Data records
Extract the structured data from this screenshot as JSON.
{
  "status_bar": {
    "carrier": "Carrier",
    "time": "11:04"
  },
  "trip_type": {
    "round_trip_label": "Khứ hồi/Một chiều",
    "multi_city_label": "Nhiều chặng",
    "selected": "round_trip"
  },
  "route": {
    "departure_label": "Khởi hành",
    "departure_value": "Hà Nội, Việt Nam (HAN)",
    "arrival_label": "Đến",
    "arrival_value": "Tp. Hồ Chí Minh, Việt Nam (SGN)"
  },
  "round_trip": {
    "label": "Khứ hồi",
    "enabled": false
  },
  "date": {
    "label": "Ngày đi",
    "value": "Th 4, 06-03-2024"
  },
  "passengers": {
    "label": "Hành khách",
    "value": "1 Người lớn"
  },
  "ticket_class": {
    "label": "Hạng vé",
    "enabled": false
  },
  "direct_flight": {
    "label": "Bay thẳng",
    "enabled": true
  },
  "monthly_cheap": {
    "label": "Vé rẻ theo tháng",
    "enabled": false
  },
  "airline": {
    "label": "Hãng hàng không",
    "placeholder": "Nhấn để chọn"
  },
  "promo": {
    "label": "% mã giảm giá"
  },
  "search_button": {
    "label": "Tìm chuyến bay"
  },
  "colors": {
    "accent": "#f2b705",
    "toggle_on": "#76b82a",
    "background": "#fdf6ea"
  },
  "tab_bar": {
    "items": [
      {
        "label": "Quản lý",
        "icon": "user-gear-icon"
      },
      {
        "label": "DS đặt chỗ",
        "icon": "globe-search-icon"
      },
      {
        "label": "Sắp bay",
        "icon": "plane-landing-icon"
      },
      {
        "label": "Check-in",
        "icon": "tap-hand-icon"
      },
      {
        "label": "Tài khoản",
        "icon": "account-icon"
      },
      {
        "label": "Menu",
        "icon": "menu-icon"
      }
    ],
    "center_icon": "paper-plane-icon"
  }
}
--
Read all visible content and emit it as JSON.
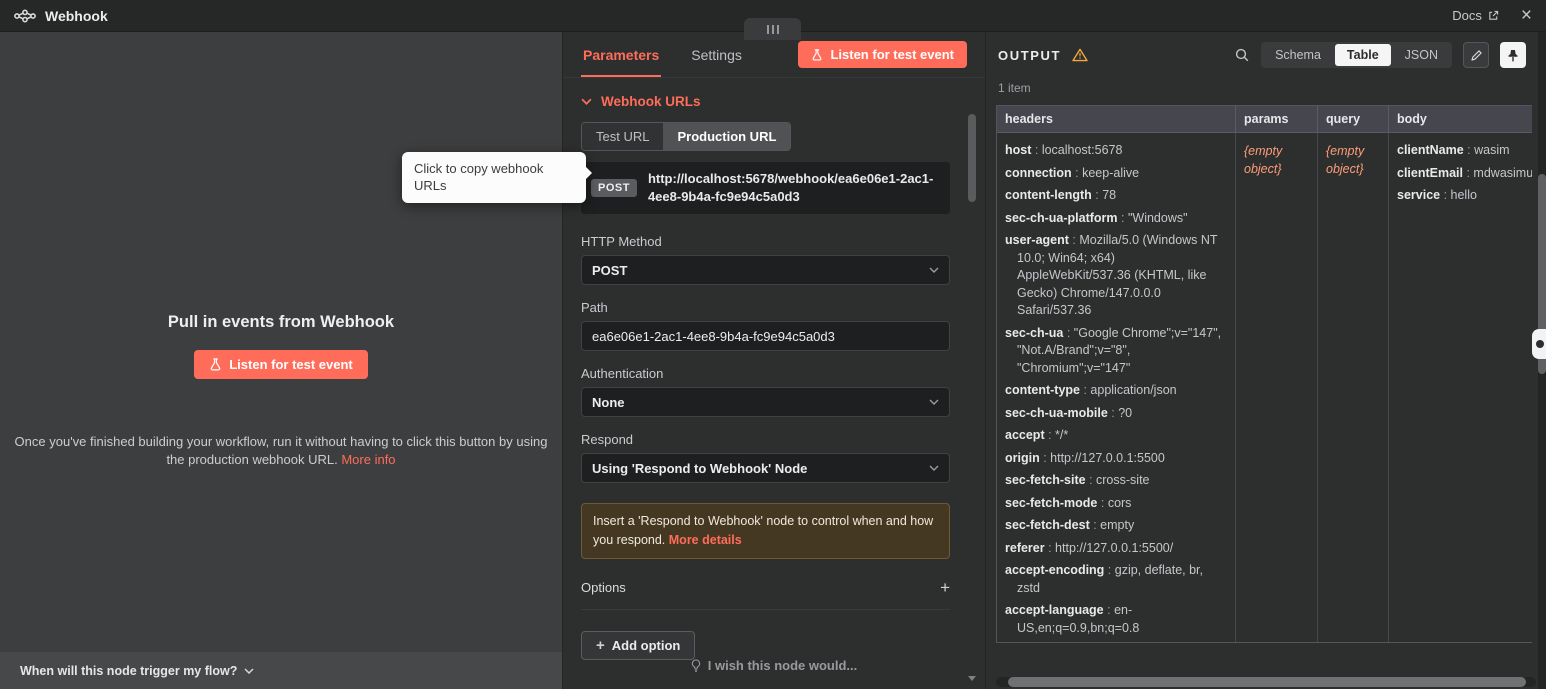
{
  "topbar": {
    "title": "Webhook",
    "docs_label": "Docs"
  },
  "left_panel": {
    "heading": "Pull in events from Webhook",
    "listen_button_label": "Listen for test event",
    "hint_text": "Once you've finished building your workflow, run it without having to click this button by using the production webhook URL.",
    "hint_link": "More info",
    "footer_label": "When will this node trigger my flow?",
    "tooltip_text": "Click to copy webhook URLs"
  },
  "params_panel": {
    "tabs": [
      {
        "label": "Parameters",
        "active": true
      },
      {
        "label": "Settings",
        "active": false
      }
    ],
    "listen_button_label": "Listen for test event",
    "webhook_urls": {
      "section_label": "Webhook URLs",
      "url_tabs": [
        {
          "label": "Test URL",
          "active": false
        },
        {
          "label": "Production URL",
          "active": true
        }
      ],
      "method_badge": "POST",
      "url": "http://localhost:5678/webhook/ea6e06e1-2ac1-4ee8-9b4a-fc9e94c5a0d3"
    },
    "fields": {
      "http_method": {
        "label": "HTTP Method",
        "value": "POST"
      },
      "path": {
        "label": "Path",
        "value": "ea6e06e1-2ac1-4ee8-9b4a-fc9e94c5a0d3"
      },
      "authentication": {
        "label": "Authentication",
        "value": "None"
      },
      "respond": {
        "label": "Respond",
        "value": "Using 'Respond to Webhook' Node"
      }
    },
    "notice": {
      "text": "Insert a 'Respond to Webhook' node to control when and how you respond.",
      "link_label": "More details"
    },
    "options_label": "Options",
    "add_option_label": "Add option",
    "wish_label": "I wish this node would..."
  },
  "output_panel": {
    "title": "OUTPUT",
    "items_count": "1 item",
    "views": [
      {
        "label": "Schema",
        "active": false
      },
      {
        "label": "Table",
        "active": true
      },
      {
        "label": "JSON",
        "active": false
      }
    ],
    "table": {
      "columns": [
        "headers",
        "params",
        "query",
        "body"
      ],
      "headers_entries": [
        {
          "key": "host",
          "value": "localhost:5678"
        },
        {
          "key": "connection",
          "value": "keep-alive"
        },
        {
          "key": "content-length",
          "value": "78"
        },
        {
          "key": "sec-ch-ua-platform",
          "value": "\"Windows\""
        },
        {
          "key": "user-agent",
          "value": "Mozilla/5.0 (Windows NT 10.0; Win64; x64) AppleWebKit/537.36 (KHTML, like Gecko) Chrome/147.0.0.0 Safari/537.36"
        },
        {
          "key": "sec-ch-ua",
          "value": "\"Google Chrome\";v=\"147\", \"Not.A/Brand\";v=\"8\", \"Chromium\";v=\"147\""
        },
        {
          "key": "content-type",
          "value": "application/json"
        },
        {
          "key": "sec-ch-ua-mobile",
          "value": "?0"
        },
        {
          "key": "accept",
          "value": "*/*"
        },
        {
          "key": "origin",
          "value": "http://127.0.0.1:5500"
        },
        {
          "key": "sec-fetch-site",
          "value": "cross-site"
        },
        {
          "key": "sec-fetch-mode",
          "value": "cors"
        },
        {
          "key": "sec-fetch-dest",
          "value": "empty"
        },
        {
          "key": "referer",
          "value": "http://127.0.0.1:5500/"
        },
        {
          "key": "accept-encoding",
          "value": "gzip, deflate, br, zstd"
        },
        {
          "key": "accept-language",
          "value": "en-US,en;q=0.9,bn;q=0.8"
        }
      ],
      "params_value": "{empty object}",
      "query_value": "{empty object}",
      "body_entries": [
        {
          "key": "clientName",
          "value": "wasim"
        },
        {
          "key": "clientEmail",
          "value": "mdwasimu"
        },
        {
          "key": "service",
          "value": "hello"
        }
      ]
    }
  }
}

◆ **Task to complete**: Copy each line of the records that contains the word "localhost".

◆ **Output**:
      "url": "http://localhost:5678/webhook/ea6e06e1-2ac1-4ee8-9b4a-fc9e94c5a0d3"
          "value": "localhost:5678"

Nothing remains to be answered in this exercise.